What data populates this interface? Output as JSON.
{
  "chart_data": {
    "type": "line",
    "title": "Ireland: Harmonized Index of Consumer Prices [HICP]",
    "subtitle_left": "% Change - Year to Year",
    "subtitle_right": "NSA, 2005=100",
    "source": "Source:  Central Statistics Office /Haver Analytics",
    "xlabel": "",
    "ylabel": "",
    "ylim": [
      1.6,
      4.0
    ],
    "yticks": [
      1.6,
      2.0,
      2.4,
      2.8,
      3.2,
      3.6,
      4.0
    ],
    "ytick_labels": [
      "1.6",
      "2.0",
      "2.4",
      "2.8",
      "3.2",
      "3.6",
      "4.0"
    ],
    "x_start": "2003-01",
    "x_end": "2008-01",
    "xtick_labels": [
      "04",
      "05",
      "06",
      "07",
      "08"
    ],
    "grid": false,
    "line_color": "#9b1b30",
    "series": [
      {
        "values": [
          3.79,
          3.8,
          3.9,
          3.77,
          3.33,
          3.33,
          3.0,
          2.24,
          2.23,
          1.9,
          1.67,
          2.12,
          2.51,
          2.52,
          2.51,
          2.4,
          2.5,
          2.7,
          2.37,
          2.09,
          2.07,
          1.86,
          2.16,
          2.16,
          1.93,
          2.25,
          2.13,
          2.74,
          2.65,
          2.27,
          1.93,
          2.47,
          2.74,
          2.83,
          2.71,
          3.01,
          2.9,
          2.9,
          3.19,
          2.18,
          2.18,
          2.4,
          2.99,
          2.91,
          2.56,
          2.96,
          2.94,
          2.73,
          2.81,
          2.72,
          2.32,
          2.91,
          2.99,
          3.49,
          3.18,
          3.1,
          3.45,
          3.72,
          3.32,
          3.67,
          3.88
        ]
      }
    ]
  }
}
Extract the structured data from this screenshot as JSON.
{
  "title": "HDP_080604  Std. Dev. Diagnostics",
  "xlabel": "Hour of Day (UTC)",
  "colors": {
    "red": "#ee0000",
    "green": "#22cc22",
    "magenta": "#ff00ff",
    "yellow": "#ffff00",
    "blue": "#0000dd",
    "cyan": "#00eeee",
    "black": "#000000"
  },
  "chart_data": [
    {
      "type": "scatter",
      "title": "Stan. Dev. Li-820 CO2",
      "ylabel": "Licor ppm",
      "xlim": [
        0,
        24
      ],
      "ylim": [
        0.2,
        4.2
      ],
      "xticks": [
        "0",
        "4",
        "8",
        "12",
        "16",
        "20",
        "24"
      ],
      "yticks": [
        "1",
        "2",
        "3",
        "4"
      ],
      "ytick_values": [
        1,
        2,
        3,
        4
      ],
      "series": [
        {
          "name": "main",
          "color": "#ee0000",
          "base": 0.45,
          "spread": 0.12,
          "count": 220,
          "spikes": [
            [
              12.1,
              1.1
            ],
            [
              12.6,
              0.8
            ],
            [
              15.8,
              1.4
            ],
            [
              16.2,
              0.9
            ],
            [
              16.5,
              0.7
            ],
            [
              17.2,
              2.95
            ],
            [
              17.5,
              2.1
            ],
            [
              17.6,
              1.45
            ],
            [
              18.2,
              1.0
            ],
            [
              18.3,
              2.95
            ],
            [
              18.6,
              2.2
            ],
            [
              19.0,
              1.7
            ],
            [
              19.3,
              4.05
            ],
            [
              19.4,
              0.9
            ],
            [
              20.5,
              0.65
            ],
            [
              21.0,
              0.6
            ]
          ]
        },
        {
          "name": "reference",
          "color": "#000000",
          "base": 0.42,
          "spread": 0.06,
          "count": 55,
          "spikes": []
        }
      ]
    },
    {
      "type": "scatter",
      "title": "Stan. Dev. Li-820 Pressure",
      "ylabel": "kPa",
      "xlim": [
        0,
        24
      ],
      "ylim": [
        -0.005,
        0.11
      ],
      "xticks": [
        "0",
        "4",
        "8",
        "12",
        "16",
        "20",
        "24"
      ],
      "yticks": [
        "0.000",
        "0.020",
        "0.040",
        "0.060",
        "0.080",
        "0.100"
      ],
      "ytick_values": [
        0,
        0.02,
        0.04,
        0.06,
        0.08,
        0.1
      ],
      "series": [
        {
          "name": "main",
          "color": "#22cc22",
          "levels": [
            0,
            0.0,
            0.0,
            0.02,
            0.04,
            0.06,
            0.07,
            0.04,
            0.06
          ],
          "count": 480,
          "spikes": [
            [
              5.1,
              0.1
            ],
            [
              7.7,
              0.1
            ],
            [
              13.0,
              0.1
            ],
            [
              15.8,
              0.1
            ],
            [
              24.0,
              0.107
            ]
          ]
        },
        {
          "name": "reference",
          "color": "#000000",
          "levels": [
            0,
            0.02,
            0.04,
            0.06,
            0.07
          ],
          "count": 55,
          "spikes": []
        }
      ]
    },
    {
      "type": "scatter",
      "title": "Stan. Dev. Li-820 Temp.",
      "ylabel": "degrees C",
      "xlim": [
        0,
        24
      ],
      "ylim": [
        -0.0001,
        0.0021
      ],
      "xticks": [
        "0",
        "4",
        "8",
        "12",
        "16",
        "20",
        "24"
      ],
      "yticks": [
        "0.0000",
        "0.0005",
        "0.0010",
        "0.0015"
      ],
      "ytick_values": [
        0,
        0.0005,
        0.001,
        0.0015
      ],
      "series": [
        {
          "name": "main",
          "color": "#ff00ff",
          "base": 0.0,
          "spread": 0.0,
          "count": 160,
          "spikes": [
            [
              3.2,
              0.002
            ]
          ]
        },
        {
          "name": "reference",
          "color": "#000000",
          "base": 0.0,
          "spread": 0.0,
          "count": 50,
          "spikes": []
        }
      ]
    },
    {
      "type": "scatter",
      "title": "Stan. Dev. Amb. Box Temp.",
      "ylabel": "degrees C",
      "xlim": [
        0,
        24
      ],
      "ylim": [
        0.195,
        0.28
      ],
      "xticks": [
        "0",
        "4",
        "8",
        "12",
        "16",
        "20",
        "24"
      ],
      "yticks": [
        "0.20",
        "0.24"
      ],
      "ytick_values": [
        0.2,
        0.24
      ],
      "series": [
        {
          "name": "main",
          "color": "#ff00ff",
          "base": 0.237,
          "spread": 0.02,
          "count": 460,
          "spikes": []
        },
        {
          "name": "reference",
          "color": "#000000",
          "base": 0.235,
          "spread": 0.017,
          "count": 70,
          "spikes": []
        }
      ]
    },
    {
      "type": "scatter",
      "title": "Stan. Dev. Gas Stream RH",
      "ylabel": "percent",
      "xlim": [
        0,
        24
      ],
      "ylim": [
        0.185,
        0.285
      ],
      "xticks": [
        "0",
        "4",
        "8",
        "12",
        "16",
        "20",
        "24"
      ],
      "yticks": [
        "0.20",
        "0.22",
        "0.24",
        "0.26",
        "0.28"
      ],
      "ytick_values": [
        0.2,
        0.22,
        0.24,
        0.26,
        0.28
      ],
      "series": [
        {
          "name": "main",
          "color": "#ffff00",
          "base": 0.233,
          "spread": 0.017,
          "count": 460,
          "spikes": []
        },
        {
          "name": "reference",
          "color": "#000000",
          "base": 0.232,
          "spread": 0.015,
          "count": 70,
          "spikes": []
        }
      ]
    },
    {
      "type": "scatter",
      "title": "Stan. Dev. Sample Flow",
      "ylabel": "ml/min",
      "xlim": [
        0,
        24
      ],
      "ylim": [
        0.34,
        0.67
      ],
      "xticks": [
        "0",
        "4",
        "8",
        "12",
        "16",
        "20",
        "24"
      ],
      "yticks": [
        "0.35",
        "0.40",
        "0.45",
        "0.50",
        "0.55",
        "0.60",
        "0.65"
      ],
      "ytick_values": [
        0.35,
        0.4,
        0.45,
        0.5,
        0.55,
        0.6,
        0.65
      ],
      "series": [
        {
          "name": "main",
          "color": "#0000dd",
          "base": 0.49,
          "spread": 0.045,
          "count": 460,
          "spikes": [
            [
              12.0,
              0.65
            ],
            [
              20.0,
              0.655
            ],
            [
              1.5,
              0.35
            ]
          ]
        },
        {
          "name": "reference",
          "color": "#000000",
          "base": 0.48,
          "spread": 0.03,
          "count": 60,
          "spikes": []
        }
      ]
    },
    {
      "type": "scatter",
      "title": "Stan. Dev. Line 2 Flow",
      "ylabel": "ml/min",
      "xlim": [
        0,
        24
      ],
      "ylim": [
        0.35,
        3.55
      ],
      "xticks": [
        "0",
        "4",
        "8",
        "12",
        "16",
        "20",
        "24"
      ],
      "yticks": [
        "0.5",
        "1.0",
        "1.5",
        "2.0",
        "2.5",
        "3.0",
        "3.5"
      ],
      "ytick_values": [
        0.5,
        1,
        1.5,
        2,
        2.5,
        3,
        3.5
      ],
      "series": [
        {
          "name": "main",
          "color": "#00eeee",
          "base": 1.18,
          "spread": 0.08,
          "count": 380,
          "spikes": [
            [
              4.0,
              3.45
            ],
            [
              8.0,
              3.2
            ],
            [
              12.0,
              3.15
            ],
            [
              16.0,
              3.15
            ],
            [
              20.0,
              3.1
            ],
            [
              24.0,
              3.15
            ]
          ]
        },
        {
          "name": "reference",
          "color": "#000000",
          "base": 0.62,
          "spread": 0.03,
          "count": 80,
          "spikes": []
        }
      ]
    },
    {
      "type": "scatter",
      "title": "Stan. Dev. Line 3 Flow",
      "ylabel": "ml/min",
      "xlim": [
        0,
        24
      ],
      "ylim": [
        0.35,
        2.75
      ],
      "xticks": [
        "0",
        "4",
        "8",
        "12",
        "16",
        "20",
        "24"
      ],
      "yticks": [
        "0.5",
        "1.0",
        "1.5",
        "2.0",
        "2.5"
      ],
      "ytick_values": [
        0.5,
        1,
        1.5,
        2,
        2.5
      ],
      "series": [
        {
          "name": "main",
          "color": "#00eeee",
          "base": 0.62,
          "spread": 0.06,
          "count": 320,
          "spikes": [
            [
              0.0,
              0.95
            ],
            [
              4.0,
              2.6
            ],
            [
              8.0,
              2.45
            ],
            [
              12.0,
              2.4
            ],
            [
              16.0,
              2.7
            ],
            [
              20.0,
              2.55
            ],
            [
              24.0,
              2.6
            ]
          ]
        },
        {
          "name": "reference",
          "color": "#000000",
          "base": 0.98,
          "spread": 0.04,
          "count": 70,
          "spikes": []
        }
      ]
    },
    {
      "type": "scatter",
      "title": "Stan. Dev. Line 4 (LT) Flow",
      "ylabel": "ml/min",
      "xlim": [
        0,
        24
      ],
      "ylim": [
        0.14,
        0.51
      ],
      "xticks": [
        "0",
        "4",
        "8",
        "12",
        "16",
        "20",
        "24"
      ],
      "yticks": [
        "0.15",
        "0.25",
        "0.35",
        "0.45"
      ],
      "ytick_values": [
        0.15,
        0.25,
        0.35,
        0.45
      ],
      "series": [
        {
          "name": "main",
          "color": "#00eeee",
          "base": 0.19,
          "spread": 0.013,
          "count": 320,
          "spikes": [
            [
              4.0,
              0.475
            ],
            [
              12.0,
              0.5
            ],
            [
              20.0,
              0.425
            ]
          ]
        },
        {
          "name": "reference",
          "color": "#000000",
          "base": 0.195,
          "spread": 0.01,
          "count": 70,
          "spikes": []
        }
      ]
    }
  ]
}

What you will do: Tally the lines of the records holding the word "Flow", then state only the tally.

Finished answer: 4